┌──
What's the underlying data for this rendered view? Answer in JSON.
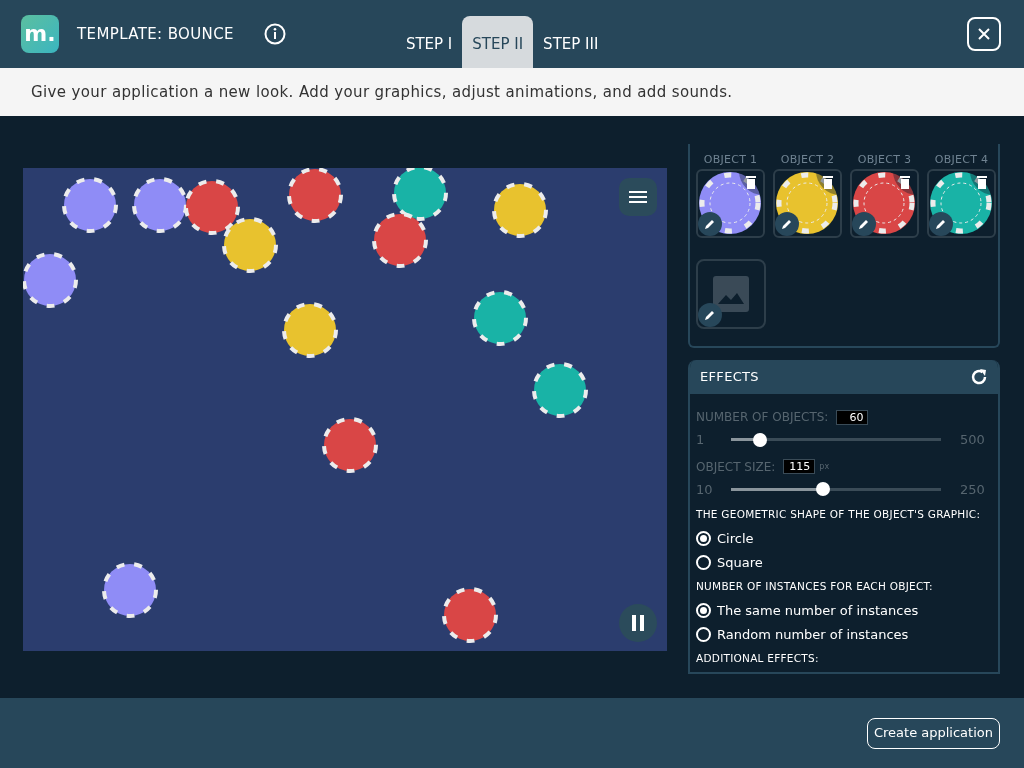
{
  "header": {
    "logo": "m.",
    "title": "TEMPLATE: BOUNCE",
    "tabs": [
      {
        "label": "STEP I",
        "selected": false
      },
      {
        "label": "STEP II",
        "selected": true
      },
      {
        "label": "STEP III",
        "selected": false
      }
    ]
  },
  "description": "Give your application a new look. Add your graphics, adjust animations, and add sounds.",
  "objects": [
    {
      "label": "OBJECT 1",
      "color": "#8f8cf6"
    },
    {
      "label": "OBJECT 2",
      "color": "#e8c22e"
    },
    {
      "label": "OBJECT 3",
      "color": "#d94646"
    },
    {
      "label": "OBJECT 4",
      "color": "#19b3a6"
    }
  ],
  "effects": {
    "title": "EFFECTS",
    "number": {
      "label": "NUMBER OF OBJECTS:",
      "value": "60",
      "min": "1",
      "max": "500",
      "level": 0.14
    },
    "size": {
      "label": "OBJECT SIZE:",
      "value": "115",
      "unit": "px",
      "min": "10",
      "max": "250",
      "level": 0.44
    },
    "shape": {
      "label": "THE GEOMETRIC SHAPE OF THE OBJECT'S GRAPHIC:",
      "options": [
        {
          "label": "Circle",
          "selected": true
        },
        {
          "label": "Square",
          "selected": false
        }
      ]
    },
    "instances": {
      "label": "NUMBER OF INSTANCES FOR EACH OBJECT:",
      "options": [
        {
          "label": "The same number of instances",
          "selected": true
        },
        {
          "label": "Random number of instances",
          "selected": false
        }
      ]
    },
    "additional": "ADDITIONAL EFFECTS:"
  },
  "footer": {
    "button": "Create application"
  }
}
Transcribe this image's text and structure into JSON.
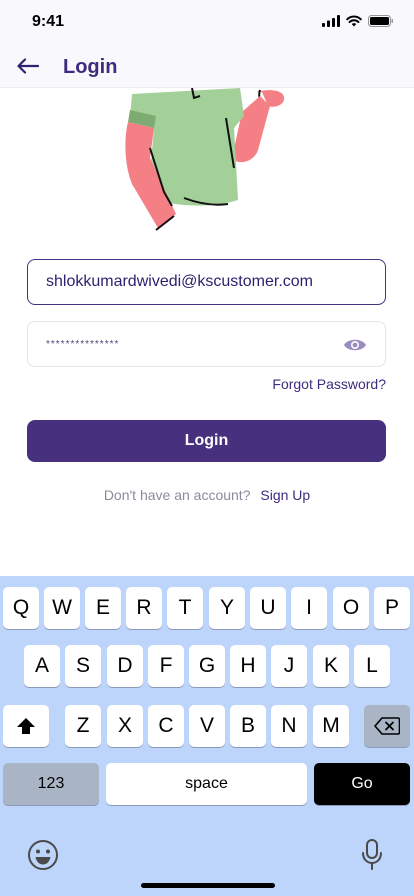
{
  "status_bar": {
    "time": "9:41",
    "icons": [
      "signal-icon",
      "wifi-icon",
      "battery-icon"
    ]
  },
  "nav": {
    "title": "Login",
    "back_icon": "arrow-left-icon"
  },
  "illustration": {
    "icon": "person-illustration"
  },
  "form": {
    "email_value": "shlokkumardwivedi@kscustomer.com",
    "password_value": "***************",
    "password_toggle_icon": "eye-icon",
    "forgot_label": "Forgot Password?",
    "login_label": "Login",
    "signup_prompt": "Don't have an account?",
    "signup_label": "Sign Up"
  },
  "keyboard": {
    "row1": [
      "Q",
      "W",
      "E",
      "R",
      "T",
      "Y",
      "U",
      "I",
      "O",
      "P"
    ],
    "row2": [
      "A",
      "S",
      "D",
      "F",
      "G",
      "H",
      "J",
      "K",
      "L"
    ],
    "row3": [
      "Z",
      "X",
      "C",
      "V",
      "B",
      "N",
      "M"
    ],
    "shift_icon": "shift-icon",
    "delete_icon": "delete-icon",
    "numbers_label": "123",
    "space_label": "space",
    "go_label": "Go",
    "emoji_icon": "emoji-icon",
    "mic_icon": "microphone-icon"
  },
  "colors": {
    "primary": "#47317f",
    "title": "#3f2b7e",
    "keyboard_bg": "#bdd5fb",
    "shirt": "#a3cf98",
    "skin": "#f47f85"
  }
}
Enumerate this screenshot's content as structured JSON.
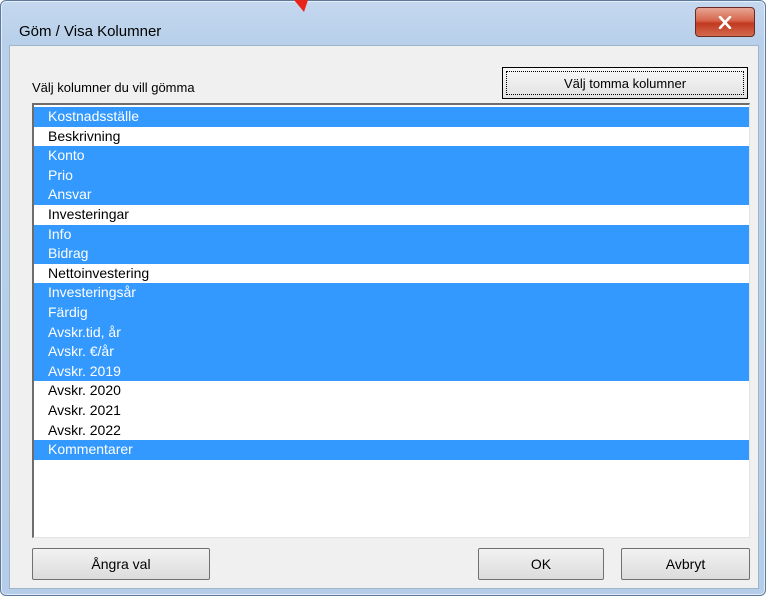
{
  "window": {
    "title": "Göm / Visa Kolumner"
  },
  "dialog": {
    "list_label": "Välj kolumner du vill gömma",
    "select_empty_label": "Välj tomma kolumner",
    "undo_label": "Ångra val",
    "ok_label": "OK",
    "cancel_label": "Avbryt"
  },
  "columns": [
    {
      "label": "Kostnadsställe",
      "selected": true
    },
    {
      "label": "Beskrivning",
      "selected": false
    },
    {
      "label": "Konto",
      "selected": true
    },
    {
      "label": "Prio",
      "selected": true
    },
    {
      "label": "Ansvar",
      "selected": true
    },
    {
      "label": "Investeringar",
      "selected": false
    },
    {
      "label": "Info",
      "selected": true
    },
    {
      "label": "Bidrag",
      "selected": true
    },
    {
      "label": "Nettoinvestering",
      "selected": false
    },
    {
      "label": "Investeringsår",
      "selected": true
    },
    {
      "label": "Färdig",
      "selected": true
    },
    {
      "label": "Avskr.tid, år",
      "selected": true
    },
    {
      "label": "Avskr. €/år",
      "selected": true
    },
    {
      "label": "Avskr. 2019",
      "selected": true
    },
    {
      "label": "Avskr. 2020",
      "selected": false
    },
    {
      "label": "Avskr. 2021",
      "selected": false
    },
    {
      "label": "Avskr. 2022",
      "selected": false
    },
    {
      "label": "Kommentarer",
      "selected": true
    }
  ],
  "colors": {
    "selection": "#3399ff",
    "close_button": "#c94a2c",
    "pointer": "#e8241a"
  },
  "icons": {
    "close": "close-icon"
  }
}
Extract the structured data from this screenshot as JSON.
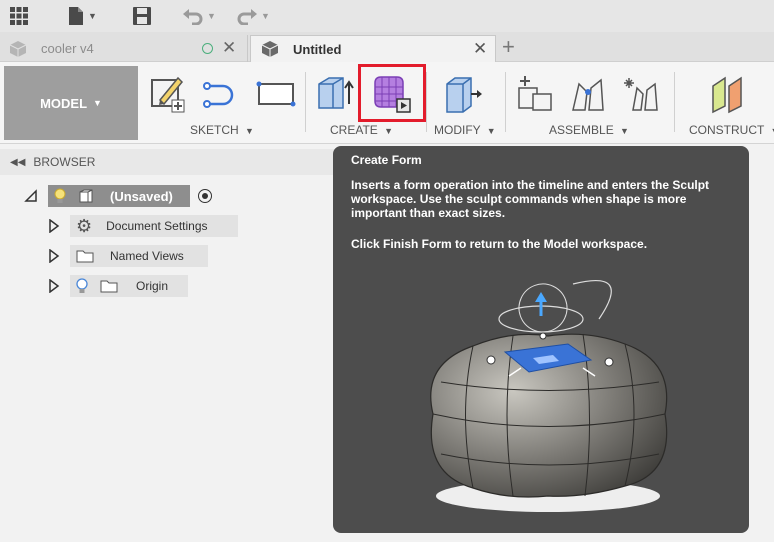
{
  "app": {
    "tabs": [
      {
        "label": "cooler v4",
        "active": false
      },
      {
        "label": "Untitled",
        "active": true
      }
    ],
    "workspace_label": "MODEL",
    "ribbon_groups": [
      {
        "label": "SKETCH"
      },
      {
        "label": "CREATE"
      },
      {
        "label": "MODIFY"
      },
      {
        "label": "ASSEMBLE"
      },
      {
        "label": "CONSTRUCT"
      }
    ]
  },
  "browser": {
    "header": "BROWSER",
    "root_label": "(Unsaved)",
    "items": [
      {
        "label": "Document Settings"
      },
      {
        "label": "Named Views"
      },
      {
        "label": "Origin"
      }
    ]
  },
  "tooltip": {
    "title": "Create Form",
    "description": "Inserts a form operation into the timeline and enters the Sculpt workspace. Use the sculpt commands when shape is more important than exact sizes.",
    "note": "Click Finish Form to return to the Model workspace."
  },
  "colors": {
    "highlight": "#e31c2c",
    "tooltip_bg": "#4d4d4d",
    "accent_blue": "#3a73d6"
  }
}
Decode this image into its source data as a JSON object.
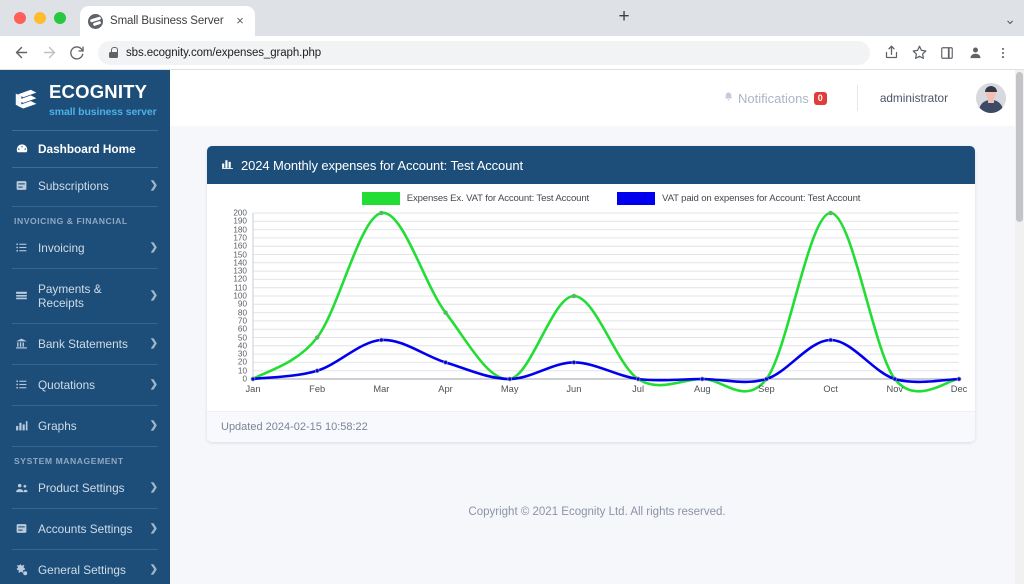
{
  "browser": {
    "tab": {
      "title": "Small Business Server - Dashb",
      "favicon": "globe-icon",
      "close": "×"
    },
    "new_tab_label": "+",
    "tabstrip_menu": "⌄",
    "nav": {
      "back": "←",
      "forward": "→",
      "reload": "↻"
    },
    "url": "sbs.ecognity.com/expenses_graph.php",
    "actions": [
      "share-icon",
      "bookmark-star-icon",
      "side-panel-icon",
      "profile-icon",
      "browser-menu-icon"
    ]
  },
  "sidebar": {
    "brand_name": "ECOGNITY",
    "brand_sub": "small business server",
    "home": {
      "label": "Dashboard Home",
      "icon": "dashboard-icon"
    },
    "items": [
      {
        "label": "Subscriptions",
        "icon": "card-icon",
        "chevron": "❯"
      },
      {
        "label": "Invoicing",
        "icon": "list-icon",
        "chevron": "❯"
      },
      {
        "label": "Payments & Receipts",
        "icon": "payments-icon",
        "chevron": "❯"
      },
      {
        "label": "Bank Statements",
        "icon": "bank-icon",
        "chevron": "❯"
      },
      {
        "label": "Quotations",
        "icon": "list-icon",
        "chevron": "❯"
      },
      {
        "label": "Graphs",
        "icon": "chart-icon",
        "chevron": "❯"
      },
      {
        "label": "Product Settings",
        "icon": "people-icon",
        "chevron": "❯"
      },
      {
        "label": "Accounts Settings",
        "icon": "card-icon",
        "chevron": "❯"
      },
      {
        "label": "General Settings",
        "icon": "gears-icon",
        "chevron": "❯"
      }
    ],
    "headings": {
      "invoicing": "INVOICING & FINANCIAL",
      "system": "SYSTEM MANAGEMENT"
    }
  },
  "topbar": {
    "notifications_label": "Notifications",
    "notifications_count": "0",
    "bell_icon": "bell-icon",
    "username": "administrator",
    "avatar": "user-avatar"
  },
  "card": {
    "title": "2024 Monthly expenses for Account: Test Account",
    "title_icon": "bar-chart-icon",
    "updated": "Updated 2024-02-15 10:58:22"
  },
  "footer": {
    "copyright": "Copyright © 2021 Ecognity Ltd. All rights reserved."
  },
  "colors": {
    "sidebar": "#1d4e79",
    "card_header": "#1d4e79",
    "series_green": "#22dd33",
    "series_blue": "#0000ee",
    "badge_red": "#e13b3b",
    "brand_sub": "#4db1e8"
  },
  "chart_data": {
    "type": "line",
    "title": "2024 Monthly expenses for Account: Test Account",
    "xlabel": "",
    "ylabel": "",
    "ylim": [
      0,
      200
    ],
    "ytick_step": 10,
    "yticks": [
      0,
      10,
      20,
      30,
      40,
      50,
      60,
      70,
      80,
      90,
      100,
      110,
      120,
      130,
      140,
      150,
      160,
      170,
      180,
      190,
      200
    ],
    "categories": [
      "Jan",
      "Feb",
      "Mar",
      "Apr",
      "May",
      "Jun",
      "Jul",
      "Aug",
      "Sep",
      "Oct",
      "Nov",
      "Dec"
    ],
    "grid": true,
    "legend_position": "top",
    "smoothing": "spline",
    "series": [
      {
        "name": "Expenses Ex. VAT for Account: Test Account",
        "color": "#22dd33",
        "values": [
          0,
          50,
          200,
          80,
          0,
          100,
          0,
          0,
          0,
          200,
          0,
          0
        ]
      },
      {
        "name": "VAT paid on expenses for Account: Test Account",
        "color": "#0000ee",
        "values": [
          0,
          10,
          47,
          20,
          0,
          20,
          0,
          0,
          0,
          47,
          0,
          0
        ]
      }
    ]
  }
}
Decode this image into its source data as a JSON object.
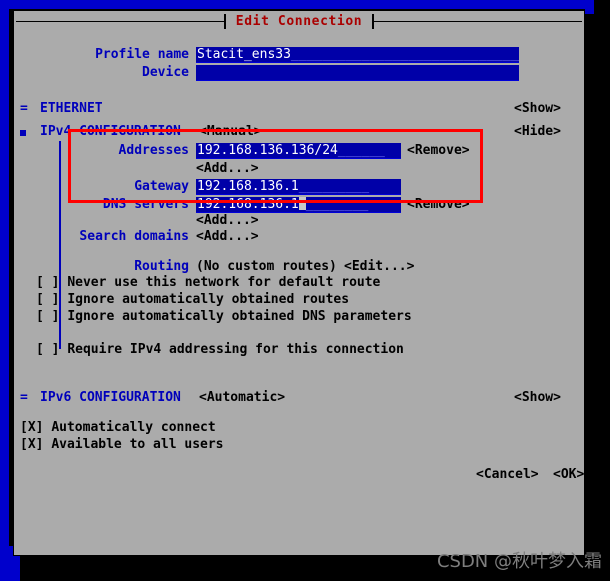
{
  "window": {
    "title": "Edit Connection"
  },
  "colors": {
    "frame_blue": "#0000cc",
    "panel_gray": "#ababab",
    "title_red": "#aa0000",
    "label_blue": "#0000bb",
    "field_blue": "#0000a8",
    "annotation_red": "#ff0000",
    "text_black": "#000000"
  },
  "profile": {
    "name_label": "Profile name",
    "name_value": "Stacit_ens33",
    "name_pad": "______________________________",
    "device_label": "Device",
    "device_value": "",
    "device_pad": ""
  },
  "sections": {
    "ethernet": {
      "marker": "=",
      "label": "ETHERNET",
      "toggle": "<Show>"
    },
    "ipv4": {
      "marker": "square",
      "label": "IPv4 CONFIGURATION",
      "mode": "<Manual>",
      "toggle": "<Hide>",
      "addresses_label": "Addresses",
      "addresses_value": "192.168.136.136/24",
      "addresses_pad": "______",
      "addresses_remove": "<Remove>",
      "addresses_add": "<Add...>",
      "gateway_label": "Gateway",
      "gateway_value": "192.168.136.1",
      "gateway_pad": "_________",
      "dns_label": "DNS servers",
      "dns_value": "192.168.136.1",
      "dns_pad": "________",
      "dns_remove": "<Remove>",
      "dns_add": "<Add...>",
      "search_label": "Search domains",
      "search_add": "<Add...>",
      "routing_label": "Routing",
      "routing_value": "(No custom routes)",
      "routing_edit": "<Edit...>",
      "checkboxes": [
        {
          "box": "[ ]",
          "label": "Never use this network for default route"
        },
        {
          "box": "[ ]",
          "label": "Ignore automatically obtained routes"
        },
        {
          "box": "[ ]",
          "label": "Ignore automatically obtained DNS parameters"
        },
        {
          "box": "[ ]",
          "label": "Require IPv4 addressing for this connection"
        }
      ]
    },
    "ipv6": {
      "marker": "=",
      "label": "IPv6 CONFIGURATION",
      "mode": "<Automatic>",
      "toggle": "<Show>"
    }
  },
  "options": [
    {
      "box": "[X]",
      "label": "Automatically connect"
    },
    {
      "box": "[X]",
      "label": "Available to all users"
    }
  ],
  "buttons": {
    "cancel": "<Cancel>",
    "ok": "<OK>"
  },
  "watermark": {
    "text": "CSDN @秋叶梦入霜"
  }
}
└──
What you will do:
State how many lines include the string "Ignore". Give no other information.

Answer:
2